> _DOCUMENTO DE ORIGEM_
Enquanto isso, a aprovação da Medida Provisória nº 131, que libera
o plantio da soja transgênica, produziu um racha no governo, com quase 50 deputados e nove senadores contrários à decisão do presidente Lula de liberar a safra a ser colhida em 2004. O maior impacto ocorreu no PT, em que há 35 rebeldes. O embate contaminou o PSB, atingiu os verdes do PV, o PTB, neogovernistas do PMDB e até tucanos meio-oposicionistas. Na quinta-feira 2, o vice-líder do governo no Congresso, senador João Capiberibe (PSB-AP), renunciou por considerar a MP
ilegal e uma prova de submissão às grandes empresas do agronegócio internacional. “O governo não pode concordar com a subversão
da lei patrocinada pela Monsanto, que pirateou as sementes e
criou um fato consumado”, protestou. Ex-governador do Amapá, Capiberibe rompeu com o governo porque tem bases amazônicas ambientalistas e antitransgênicas.
O senador Sibá Machado (PT-AC), substituto de Marina Silva, vai apresentar um projeto alternativo à MP obrigando o governo a trocar por convencionais as sementes transgênicas em poder dos agricultores. Só três dos 92 deputados petistas defendem a soja transgênica. O grupo dissidente não tem poder para barrar a aprovação da medida no Congresso. A batalha ambiental é muito maior e mais profunda que a provocada pelas reformas da Previdência e tributária. “O Lula está rasgando o programa de governo e do PT”, critica o deputado Fernando Gabeira (PT-RJ). Em Santa Catarina, a MP do Planalto causará uma espécie de esquizofrenia jurídica, uma vez que desde janeiro estão proibidos o plantio e a comercialização de transgênicos. No Paraná, o governador Roberto Requião (PMDB) apóia um projeto de lei que transforma o Estado em área livre de transgênicos. Até mesmo o escoamento dos produtos modificados pode ser restringido.

> _SEÇÃO DE DADOS_
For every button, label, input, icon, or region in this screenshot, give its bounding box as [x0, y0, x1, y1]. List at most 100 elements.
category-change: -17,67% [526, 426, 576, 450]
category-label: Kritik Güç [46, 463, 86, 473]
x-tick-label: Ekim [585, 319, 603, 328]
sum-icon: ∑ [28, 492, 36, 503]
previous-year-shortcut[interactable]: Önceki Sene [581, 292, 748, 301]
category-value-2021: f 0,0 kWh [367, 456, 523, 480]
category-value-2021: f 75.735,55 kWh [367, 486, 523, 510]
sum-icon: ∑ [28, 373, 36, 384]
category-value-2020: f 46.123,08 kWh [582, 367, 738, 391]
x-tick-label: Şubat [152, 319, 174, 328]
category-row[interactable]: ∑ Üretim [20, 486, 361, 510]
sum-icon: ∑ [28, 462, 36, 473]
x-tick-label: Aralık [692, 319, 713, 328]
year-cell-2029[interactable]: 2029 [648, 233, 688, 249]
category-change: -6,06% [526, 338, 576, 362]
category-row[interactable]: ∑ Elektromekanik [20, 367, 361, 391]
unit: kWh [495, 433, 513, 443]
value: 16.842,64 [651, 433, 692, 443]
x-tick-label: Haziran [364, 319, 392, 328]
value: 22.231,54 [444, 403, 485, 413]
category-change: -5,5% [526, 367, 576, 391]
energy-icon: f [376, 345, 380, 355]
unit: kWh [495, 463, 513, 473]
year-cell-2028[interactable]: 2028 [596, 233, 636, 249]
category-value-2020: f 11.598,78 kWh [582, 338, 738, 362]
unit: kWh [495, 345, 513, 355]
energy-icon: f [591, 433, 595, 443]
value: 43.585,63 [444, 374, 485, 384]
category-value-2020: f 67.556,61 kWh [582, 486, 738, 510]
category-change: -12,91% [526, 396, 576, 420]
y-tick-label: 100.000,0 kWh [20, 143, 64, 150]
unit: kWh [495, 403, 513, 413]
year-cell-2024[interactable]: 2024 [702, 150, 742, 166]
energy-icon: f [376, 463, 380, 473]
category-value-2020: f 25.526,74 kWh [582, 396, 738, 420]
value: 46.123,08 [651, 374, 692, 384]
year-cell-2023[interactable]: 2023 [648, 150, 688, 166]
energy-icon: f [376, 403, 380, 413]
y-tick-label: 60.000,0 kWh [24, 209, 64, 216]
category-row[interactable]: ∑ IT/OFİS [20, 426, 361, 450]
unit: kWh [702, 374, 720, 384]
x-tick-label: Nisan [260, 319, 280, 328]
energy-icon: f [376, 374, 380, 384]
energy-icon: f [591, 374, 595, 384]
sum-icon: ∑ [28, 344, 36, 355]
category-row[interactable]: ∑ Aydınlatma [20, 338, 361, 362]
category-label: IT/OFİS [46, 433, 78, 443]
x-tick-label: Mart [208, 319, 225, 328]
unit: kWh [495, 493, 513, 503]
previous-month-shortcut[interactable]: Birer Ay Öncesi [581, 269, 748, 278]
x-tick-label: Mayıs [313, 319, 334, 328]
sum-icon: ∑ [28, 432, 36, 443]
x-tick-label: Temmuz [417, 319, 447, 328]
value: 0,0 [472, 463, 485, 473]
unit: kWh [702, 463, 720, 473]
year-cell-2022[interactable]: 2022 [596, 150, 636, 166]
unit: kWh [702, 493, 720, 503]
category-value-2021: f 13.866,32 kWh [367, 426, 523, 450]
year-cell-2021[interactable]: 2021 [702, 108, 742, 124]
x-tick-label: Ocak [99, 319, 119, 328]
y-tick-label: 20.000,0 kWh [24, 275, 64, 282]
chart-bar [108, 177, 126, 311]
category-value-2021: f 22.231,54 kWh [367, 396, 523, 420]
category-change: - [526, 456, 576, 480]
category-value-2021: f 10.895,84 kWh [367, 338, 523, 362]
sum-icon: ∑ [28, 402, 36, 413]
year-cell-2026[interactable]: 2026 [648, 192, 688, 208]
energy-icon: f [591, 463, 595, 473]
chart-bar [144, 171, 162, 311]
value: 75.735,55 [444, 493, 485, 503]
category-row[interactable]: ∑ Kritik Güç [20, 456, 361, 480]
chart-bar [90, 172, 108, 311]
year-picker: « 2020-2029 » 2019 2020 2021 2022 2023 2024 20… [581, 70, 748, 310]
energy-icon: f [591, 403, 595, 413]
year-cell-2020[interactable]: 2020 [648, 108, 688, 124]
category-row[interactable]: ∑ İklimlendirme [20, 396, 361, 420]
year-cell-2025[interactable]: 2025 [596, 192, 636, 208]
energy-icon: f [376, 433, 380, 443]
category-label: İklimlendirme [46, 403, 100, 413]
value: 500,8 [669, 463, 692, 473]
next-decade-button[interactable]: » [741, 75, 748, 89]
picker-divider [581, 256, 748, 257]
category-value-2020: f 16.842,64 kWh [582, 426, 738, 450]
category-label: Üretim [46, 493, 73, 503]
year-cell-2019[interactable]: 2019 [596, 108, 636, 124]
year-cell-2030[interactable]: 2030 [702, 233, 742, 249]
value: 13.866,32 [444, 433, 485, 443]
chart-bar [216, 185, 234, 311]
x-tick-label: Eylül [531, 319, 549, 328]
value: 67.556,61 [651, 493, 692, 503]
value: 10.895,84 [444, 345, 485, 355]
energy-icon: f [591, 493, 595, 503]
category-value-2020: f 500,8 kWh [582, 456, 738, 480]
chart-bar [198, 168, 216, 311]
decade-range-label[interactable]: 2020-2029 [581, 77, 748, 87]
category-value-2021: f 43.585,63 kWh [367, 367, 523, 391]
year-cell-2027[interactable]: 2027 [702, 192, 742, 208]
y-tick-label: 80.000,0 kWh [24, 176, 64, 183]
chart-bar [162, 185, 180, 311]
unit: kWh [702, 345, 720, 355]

> _COMO FAZER_
Reproduza o trecho do texto sobre a soja transgênica começando nas palavras "Enquanto isso, a" e parando depois de "ambientalistas e antitransgênicas.". Nele, troque "Monsanto" por "multinacional". Baseie-se somente no texto.

> _RESPOSTA_
Enquanto isso, a aprovação da Medida Provisória nº 131, que libera
o plantio da soja transgênica, produziu um racha no governo, com quase 50 deputados e nove senadores contrários à decisão do presidente Lula de liberar a safra a ser colhida em 2004. O maior impacto ocorreu no PT, em que há 35 rebeldes. O embate contaminou o PSB, atingiu os verdes do PV, o PTB, neogovernistas do PMDB e até tucanos meio-oposicionistas. Na quinta-feira 2, o vice-líder do governo no Congresso, senador João Capiberibe (PSB-AP), renunciou por considerar a MP
ilegal e uma prova de submissão às grandes empresas do agronegócio internacional. “O governo não pode concordar com a subversão
da lei patrocinada pela multinacional, que pirateou as sementes e
criou um fato consumado”, protestou. Ex-governador do Amapá, Capiberibe rompeu com o governo porque tem bases amazônicas ambientalistas e antitransgênicas.